* **WRITTEN INSTRUCTION**
Find the lines containing the word "scienza" and copy every one of them.

------------------------------------------------------------------------

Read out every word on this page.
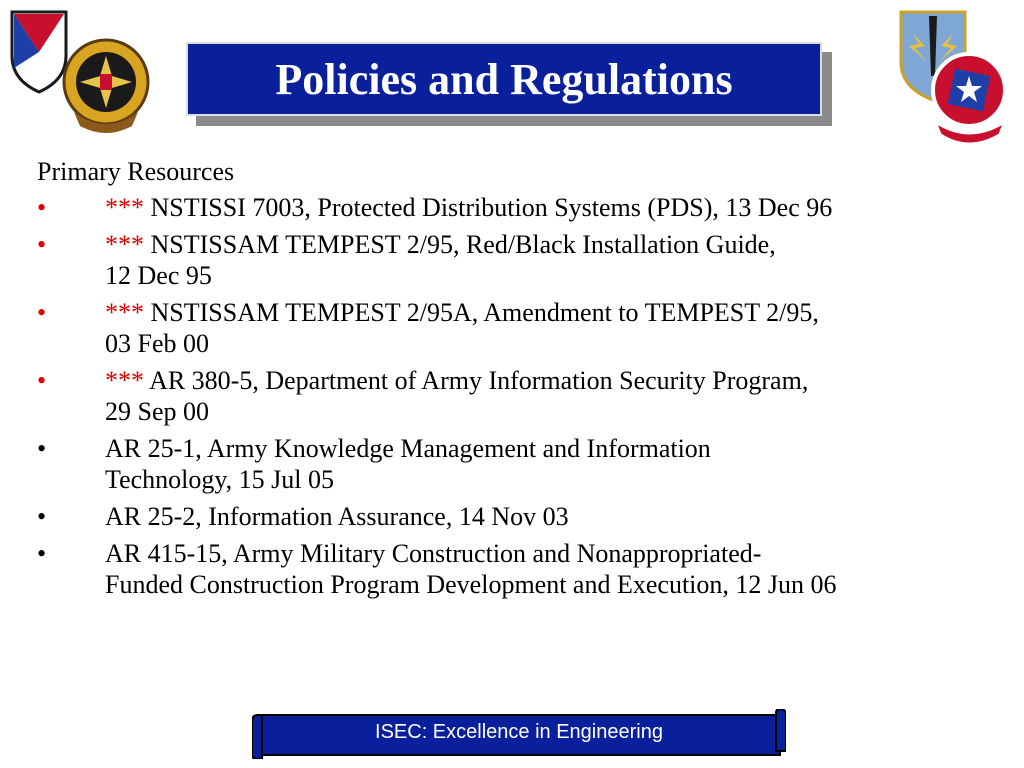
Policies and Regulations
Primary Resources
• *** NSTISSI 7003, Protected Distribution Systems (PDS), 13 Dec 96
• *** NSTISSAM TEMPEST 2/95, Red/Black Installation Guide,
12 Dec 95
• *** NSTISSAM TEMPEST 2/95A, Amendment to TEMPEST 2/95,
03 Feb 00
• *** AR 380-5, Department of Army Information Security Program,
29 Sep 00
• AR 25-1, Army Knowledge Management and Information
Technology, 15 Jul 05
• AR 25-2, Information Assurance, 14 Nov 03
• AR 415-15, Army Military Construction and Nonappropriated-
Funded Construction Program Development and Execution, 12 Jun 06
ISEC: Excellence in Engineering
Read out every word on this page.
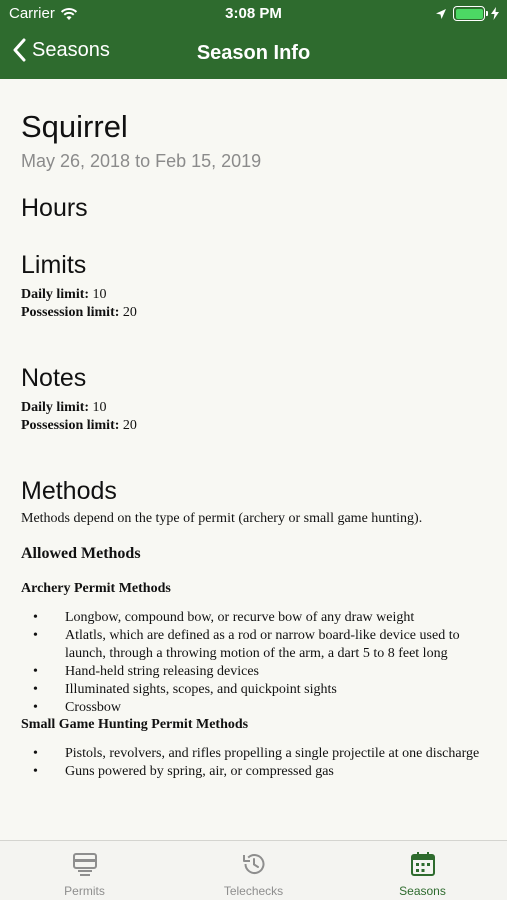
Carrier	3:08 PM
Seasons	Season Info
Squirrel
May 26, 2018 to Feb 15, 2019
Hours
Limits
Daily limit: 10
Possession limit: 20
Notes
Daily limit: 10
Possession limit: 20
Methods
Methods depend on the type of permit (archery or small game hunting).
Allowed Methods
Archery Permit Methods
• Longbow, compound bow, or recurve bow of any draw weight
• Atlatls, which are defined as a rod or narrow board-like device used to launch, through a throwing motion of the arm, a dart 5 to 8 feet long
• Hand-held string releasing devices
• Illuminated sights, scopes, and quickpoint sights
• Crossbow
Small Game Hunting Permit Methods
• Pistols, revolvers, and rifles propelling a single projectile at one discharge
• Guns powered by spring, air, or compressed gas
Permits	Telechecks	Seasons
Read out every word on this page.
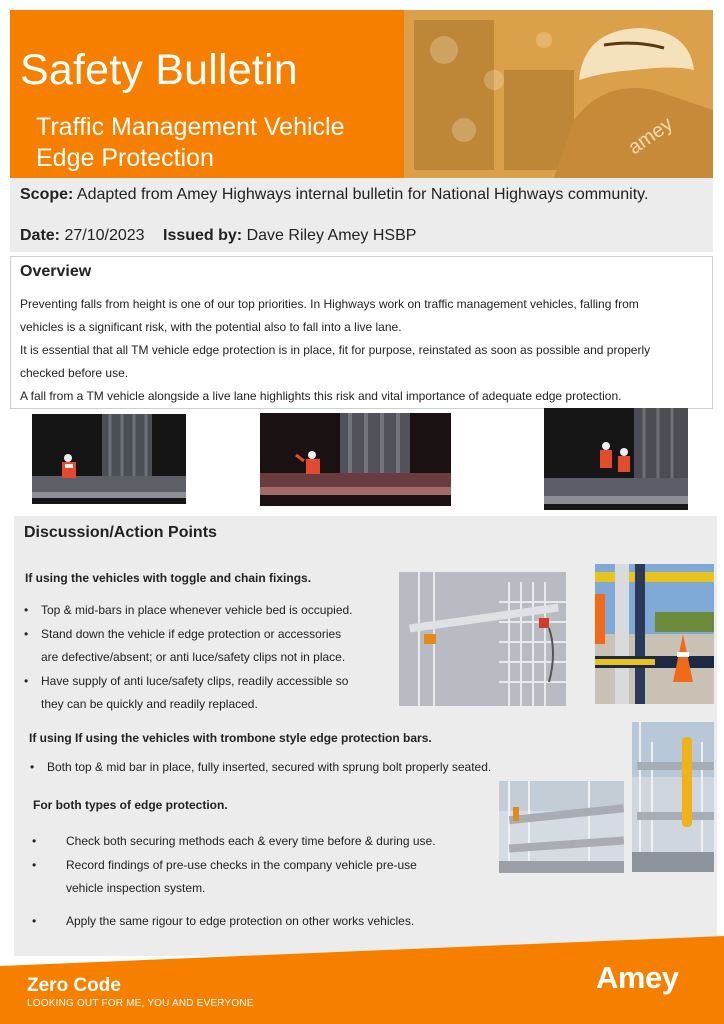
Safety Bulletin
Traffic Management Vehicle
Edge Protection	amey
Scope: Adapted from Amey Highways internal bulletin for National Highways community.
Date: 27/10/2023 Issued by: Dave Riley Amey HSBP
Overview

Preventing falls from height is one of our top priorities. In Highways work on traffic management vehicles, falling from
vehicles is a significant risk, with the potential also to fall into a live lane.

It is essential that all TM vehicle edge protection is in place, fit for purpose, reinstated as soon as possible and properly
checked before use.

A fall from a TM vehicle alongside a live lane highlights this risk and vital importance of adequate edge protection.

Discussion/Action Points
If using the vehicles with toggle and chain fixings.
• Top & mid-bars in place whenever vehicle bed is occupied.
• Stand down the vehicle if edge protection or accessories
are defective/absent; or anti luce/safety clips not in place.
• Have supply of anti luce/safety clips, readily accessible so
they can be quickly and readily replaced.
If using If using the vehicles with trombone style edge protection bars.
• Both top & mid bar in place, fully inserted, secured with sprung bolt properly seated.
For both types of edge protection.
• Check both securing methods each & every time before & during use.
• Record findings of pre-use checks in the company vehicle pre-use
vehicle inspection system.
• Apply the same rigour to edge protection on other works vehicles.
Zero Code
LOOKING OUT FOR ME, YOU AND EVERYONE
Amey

------------------------------------------------------------------------

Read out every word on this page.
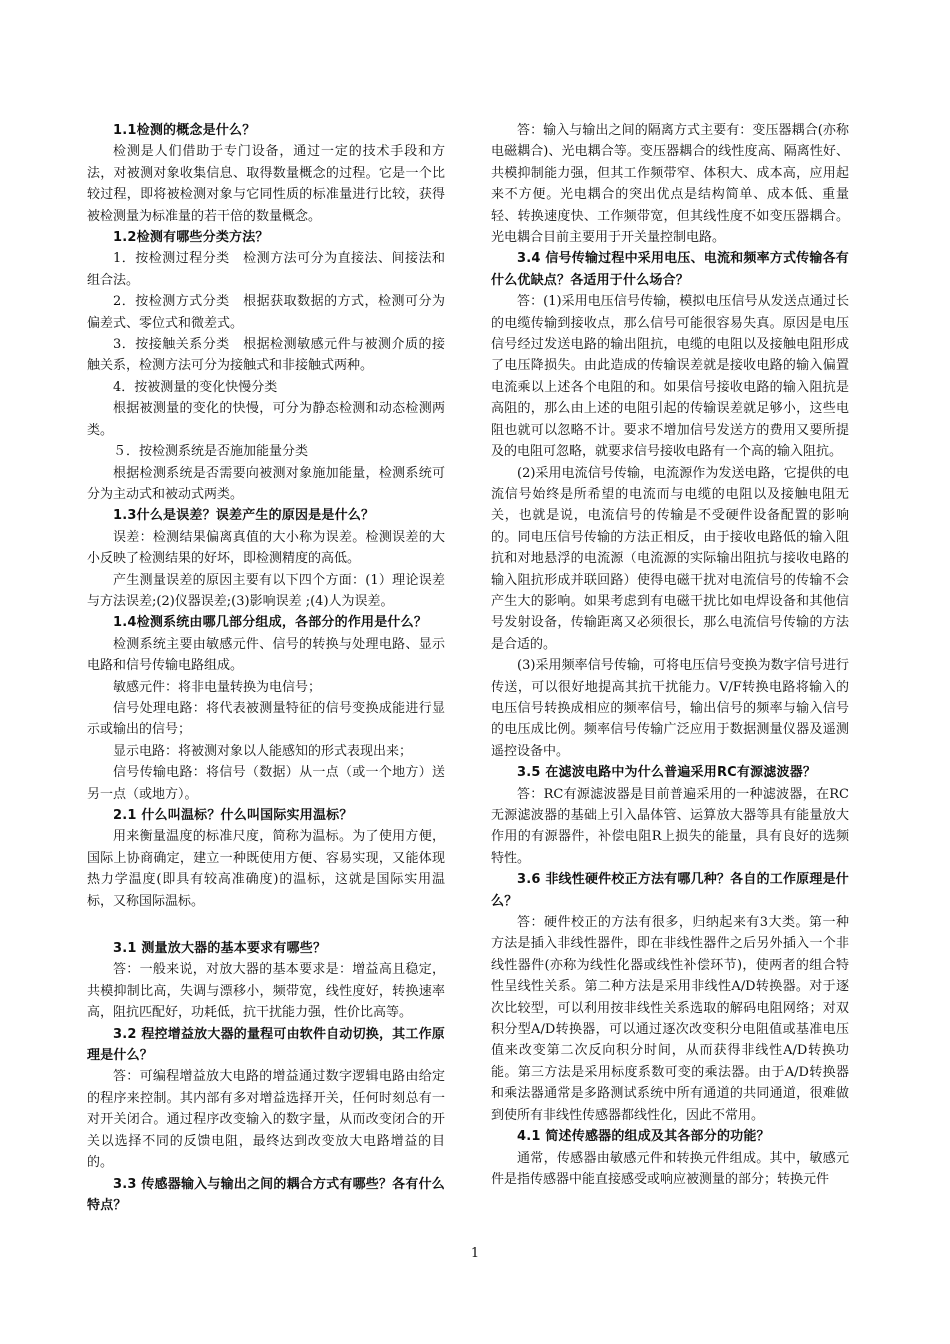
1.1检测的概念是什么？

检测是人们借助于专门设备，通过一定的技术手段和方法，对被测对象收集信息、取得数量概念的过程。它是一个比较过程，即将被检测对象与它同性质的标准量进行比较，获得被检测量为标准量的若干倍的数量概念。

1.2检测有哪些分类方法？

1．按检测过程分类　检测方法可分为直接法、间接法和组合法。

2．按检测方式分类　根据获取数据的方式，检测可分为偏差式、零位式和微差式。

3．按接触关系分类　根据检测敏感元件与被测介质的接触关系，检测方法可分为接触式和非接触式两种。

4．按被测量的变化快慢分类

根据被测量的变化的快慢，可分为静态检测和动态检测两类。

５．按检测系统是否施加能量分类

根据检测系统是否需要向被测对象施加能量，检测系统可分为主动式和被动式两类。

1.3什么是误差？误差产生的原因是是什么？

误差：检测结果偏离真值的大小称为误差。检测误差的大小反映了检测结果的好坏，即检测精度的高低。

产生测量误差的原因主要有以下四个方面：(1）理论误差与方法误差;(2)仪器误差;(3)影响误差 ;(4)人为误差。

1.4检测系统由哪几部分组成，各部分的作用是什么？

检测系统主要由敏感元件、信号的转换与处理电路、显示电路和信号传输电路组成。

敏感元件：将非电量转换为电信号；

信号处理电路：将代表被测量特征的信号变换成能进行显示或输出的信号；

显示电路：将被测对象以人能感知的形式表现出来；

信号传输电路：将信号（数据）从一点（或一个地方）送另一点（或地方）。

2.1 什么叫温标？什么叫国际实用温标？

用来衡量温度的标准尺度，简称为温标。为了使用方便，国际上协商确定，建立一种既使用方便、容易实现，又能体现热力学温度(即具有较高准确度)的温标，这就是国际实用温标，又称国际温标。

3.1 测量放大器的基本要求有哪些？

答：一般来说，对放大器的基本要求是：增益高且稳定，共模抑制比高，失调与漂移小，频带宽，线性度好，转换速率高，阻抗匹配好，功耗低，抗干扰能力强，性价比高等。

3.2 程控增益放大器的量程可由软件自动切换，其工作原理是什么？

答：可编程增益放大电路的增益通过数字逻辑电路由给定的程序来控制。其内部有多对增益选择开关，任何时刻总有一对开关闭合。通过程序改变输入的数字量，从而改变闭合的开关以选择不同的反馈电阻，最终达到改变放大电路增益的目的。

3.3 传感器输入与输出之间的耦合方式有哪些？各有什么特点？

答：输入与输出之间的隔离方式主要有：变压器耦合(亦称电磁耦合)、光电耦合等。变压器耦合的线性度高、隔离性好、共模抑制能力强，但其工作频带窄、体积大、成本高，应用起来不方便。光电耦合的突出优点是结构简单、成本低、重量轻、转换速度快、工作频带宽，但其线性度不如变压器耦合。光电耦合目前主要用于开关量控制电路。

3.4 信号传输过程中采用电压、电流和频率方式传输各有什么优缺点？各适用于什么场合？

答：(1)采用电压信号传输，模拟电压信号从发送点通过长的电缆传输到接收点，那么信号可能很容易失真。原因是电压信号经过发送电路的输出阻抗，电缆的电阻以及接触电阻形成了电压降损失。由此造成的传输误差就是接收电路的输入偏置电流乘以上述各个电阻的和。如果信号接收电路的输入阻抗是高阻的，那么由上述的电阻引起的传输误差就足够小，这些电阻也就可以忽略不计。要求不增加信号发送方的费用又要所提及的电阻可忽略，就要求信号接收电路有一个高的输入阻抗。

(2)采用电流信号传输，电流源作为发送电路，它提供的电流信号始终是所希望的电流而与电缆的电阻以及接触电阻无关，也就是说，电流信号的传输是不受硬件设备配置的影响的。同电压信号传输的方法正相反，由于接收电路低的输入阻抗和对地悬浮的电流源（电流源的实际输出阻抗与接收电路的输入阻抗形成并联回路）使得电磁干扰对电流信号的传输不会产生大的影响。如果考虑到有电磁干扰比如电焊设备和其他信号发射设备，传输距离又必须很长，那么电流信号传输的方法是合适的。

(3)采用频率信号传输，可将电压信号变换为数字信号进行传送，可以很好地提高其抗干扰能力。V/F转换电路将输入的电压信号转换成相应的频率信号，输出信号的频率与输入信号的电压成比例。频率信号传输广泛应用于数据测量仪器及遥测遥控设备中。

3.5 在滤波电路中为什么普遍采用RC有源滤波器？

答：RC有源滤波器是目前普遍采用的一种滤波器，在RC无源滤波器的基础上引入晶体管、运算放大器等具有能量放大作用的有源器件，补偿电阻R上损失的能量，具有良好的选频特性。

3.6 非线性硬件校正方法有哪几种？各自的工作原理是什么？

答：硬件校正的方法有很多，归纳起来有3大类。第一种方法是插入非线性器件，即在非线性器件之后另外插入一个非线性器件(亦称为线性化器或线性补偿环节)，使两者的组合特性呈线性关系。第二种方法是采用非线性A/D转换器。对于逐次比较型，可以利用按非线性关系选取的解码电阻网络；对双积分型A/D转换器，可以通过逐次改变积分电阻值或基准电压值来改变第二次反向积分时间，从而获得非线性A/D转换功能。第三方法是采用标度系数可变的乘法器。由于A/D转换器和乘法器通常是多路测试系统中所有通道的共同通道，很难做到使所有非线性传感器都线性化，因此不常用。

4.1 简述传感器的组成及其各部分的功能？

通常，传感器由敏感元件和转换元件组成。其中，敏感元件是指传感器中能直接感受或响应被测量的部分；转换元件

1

------------------------------------------------------------------------

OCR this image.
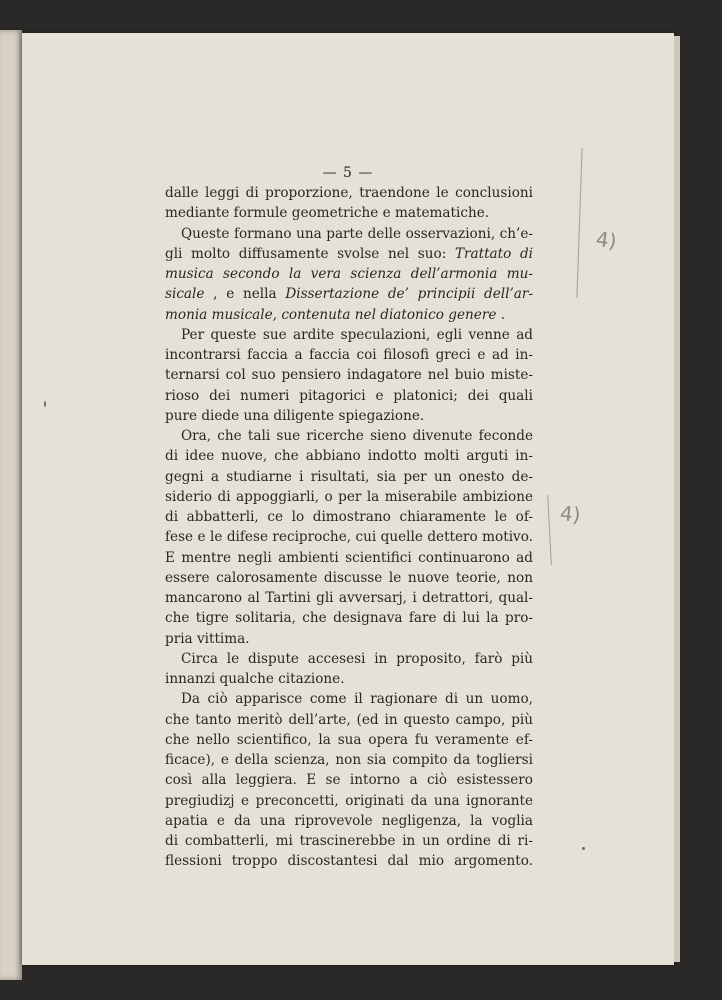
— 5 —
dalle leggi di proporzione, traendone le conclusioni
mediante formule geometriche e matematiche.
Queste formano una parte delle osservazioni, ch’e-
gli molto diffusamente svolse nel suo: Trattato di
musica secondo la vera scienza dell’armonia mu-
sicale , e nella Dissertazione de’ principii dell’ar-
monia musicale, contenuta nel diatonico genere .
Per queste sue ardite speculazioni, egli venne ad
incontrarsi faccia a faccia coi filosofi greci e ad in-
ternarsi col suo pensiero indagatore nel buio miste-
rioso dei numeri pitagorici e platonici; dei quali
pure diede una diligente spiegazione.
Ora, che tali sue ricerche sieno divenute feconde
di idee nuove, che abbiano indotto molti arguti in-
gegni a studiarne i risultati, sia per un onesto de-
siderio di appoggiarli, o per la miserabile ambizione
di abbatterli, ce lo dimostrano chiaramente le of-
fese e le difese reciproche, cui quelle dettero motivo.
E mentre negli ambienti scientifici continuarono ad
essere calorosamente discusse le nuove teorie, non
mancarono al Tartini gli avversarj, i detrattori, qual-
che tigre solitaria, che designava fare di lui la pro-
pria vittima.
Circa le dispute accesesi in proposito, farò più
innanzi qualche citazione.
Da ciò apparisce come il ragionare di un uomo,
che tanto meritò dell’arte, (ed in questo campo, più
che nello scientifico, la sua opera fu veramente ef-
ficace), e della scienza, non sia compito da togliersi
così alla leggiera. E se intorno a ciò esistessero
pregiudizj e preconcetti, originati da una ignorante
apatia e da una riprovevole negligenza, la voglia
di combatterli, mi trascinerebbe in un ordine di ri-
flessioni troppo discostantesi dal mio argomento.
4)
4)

------------------------------------------------------------------------

* **FULL OUTPUT**
musica secondo la vera scienza dell’armonia mu-
ficace), e della scienza, non sia compito da togliersi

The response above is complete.